• **What you need to do**: Beneath this sentence is a set of records; write each of them out exactly.
============================================================
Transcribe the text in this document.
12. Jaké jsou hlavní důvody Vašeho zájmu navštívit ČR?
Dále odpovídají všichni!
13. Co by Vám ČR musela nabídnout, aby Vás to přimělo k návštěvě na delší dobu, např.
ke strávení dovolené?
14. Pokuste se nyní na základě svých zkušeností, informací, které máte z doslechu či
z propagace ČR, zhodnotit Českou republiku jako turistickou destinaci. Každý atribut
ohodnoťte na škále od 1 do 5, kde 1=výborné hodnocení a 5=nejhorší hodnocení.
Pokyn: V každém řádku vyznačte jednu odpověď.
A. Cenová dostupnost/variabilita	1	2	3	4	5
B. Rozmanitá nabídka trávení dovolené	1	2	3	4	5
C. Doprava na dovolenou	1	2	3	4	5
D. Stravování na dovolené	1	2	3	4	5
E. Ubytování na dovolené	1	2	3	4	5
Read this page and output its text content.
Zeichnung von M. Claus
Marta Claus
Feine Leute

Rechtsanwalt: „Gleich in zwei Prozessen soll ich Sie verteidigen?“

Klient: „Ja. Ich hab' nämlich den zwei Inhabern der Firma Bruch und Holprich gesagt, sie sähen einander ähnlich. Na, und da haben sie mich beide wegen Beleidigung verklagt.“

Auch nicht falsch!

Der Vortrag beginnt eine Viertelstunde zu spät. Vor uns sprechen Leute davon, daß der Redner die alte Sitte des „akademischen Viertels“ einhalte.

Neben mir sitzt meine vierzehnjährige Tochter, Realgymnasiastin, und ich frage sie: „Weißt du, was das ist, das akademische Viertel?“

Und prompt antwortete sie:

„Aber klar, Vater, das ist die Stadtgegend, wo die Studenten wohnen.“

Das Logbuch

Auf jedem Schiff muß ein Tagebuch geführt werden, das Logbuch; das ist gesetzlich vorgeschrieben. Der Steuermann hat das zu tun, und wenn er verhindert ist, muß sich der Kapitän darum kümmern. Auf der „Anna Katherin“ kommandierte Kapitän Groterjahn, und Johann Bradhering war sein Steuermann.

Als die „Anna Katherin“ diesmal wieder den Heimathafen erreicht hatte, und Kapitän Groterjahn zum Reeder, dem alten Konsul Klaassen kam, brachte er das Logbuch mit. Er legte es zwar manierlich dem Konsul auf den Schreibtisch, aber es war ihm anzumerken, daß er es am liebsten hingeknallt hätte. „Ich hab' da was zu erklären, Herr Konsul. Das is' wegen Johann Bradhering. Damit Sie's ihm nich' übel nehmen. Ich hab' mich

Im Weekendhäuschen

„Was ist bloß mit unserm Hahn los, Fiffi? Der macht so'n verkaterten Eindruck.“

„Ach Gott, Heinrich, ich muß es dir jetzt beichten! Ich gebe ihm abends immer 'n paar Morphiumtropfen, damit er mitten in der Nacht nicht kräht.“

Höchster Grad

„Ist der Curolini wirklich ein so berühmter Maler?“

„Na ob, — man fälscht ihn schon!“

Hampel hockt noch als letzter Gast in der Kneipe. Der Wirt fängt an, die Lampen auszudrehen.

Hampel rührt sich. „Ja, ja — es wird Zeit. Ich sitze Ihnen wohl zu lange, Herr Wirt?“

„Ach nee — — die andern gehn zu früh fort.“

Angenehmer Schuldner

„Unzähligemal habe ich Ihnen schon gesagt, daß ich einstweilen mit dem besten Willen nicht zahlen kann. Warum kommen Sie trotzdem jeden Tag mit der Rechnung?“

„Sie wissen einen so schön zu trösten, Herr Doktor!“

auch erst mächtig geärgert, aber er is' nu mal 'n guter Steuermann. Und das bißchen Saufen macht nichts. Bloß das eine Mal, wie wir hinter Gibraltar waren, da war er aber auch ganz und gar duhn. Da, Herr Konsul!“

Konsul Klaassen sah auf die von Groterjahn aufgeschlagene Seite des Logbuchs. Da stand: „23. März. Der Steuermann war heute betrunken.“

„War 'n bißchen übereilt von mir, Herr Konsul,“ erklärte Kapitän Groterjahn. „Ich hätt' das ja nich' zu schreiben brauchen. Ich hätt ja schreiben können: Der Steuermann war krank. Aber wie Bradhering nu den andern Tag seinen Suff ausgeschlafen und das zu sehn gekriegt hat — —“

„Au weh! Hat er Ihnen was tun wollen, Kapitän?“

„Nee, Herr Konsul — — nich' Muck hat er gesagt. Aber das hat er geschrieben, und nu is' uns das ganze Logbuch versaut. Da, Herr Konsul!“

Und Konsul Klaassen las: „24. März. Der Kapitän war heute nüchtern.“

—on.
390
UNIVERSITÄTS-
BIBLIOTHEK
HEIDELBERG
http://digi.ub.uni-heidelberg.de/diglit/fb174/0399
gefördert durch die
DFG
============================================================
• **Solution for this exercise**:
Transcribe the text in this document.
12. Jaké jsou hlavní důvody Vašeho zájmu navštívit ČR?
Dále odpovídají všichni!
13. Co by Vám ČR musela nabídnout, aby Vás to přimělo k návštěvě na delší dobu, např.
ke strávení dovolené?
14. Pokuste se nyní na základě svých zkušeností, informací, které máte z doslechu či
z propagace ČR, zhodnotit Českou republiku jako turistickou destinaci. Každý atribut
ohodnoťte na škále od 1 do 5, kde 1=výborné hodnocení a 5=nejhorší hodnocení.
Pokyn: V každém řádku vyznačte jednu odpověď.
A. Cenová dostupnost/variabilita	1	2	3	4	5
B. Rozmanitá nabídka trávení dovolené	1	2	3	4	5
C. Doprava na dovolenou	1	2	3	4	5
D. Stravování na dovolené	1	2	3	4	5
E. Ubytování na dovolené	1	2	3	4	5
Read this page and output its text content.
Zeichnung von M. Claus
Marta Claus
Feine Leute

Rechtsanwalt: „Gleich in zwei Prozessen soll ich Sie verteidigen?“

Klient: „Ja. Ich hab' nämlich den zwei Inhabern der Firma Bruch und Holprich gesagt, sie sähen einander ähnlich. Na, und da haben sie mich beide wegen Beleidigung verklagt.“

Auch nicht falsch!

Der Vortrag beginnt eine Viertelstunde zu spät. Vor uns sprechen Leute davon, daß der Redner die alte Sitte des „akademischen Viertels“ einhalte.

Neben mir sitzt meine vierzehnjährige Tochter, Realgymnasiastin, und ich frage sie: „Weißt du, was das ist, das akademische Viertel?“

Und prompt antwortete sie:

„Aber klar, Vater, das ist die Stadtgegend, wo die Studenten wohnen.“

Das Logbuch

Auf jedem Schiff muß ein Tagebuch geführt werden, das Logbuch; das ist gesetzlich vorgeschrieben. Der Steuermann hat das zu tun, und wenn er verhindert ist, muß sich der Kapitän darum kümmern. Auf der „Anna Katherin“ kommandierte Kapitän Groterjahn, und Johann Bradhering war sein Steuermann.

Als die „Anna Katherin“ diesmal wieder den Heimathafen erreicht hatte, und Kapitän Groterjahn zum Reeder, dem alten Konsul Klaassen kam, brachte er das Logbuch mit. Er legte es zwar manierlich dem Konsul auf den Schreibtisch, aber es war ihm anzumerken, daß er es am liebsten hingeknallt hätte. „Ich hab' da was zu erklären, Herr Konsul. Das is' wegen Johann Bradhering. Damit Sie's ihm nich' übel nehmen. Ich hab' mich

Im Weekendhäuschen

„Was ist bloß mit unserm Hahn los, Fiffi? Der macht so'n verkaterten Eindruck.“

„Ach Gott, Heinrich, ich muß es dir jetzt beichten! Ich gebe ihm abends immer 'n paar Morphiumtropfen, damit er mitten in der Nacht nicht kräht.“

Höchster Grad

„Ist der Curolini wirklich ein so berühmter Maler?“

„Na ob, — man fälscht ihn schon!“

Hampel hockt noch als letzter Gast in der Kneipe. Der Wirt fängt an, die Lampen auszudrehen.

Hampel rührt sich. „Ja, ja — es wird Zeit. Ich sitze Ihnen wohl zu lange, Herr Wirt?“

„Ach nee — — die andern gehn zu früh fort.“

Angenehmer Schuldner

„Unzähligemal habe ich Ihnen schon gesagt, daß ich einstweilen mit dem besten Willen nicht zahlen kann. Warum kommen Sie trotzdem jeden Tag mit der Rechnung?“

„Sie wissen einen so schön zu trösten, Herr Doktor!“

auch erst mächtig geärgert, aber er is' nu mal 'n guter Steuermann. Und das bißchen Saufen macht nichts. Bloß das eine Mal, wie wir hinter Gibraltar waren, da war er aber auch ganz und gar duhn. Da, Herr Konsul!“

Konsul Klaassen sah auf die von Groterjahn aufgeschlagene Seite des Logbuchs. Da stand: „23. März. Der Steuermann war heute betrunken.“

„War 'n bißchen übereilt von mir, Herr Konsul,“ erklärte Kapitän Groterjahn. „Ich hätt' das ja nich' zu schreiben brauchen. Ich hätt ja schreiben können: Der Steuermann war krank. Aber wie Bradhering nu den andern Tag seinen Suff ausgeschlafen und das zu sehn gekriegt hat — —“

„Au weh! Hat er Ihnen was tun wollen, Kapitän?“

„Nee, Herr Konsul — — nich' Muck hat er gesagt. Aber das hat er geschrieben, und nu is' uns das ganze Logbuch versaut. Da, Herr Konsul!“

Und Konsul Klaassen las: „24. März. Der Kapitän war heute nüchtern.“

—on.
390
UNIVERSITÄTS-
BIBLIOTHEK
HEIDELBERG
http://digi.ub.uni-heidelberg.de/diglit/fb174/0399
gefördert durch die
DFG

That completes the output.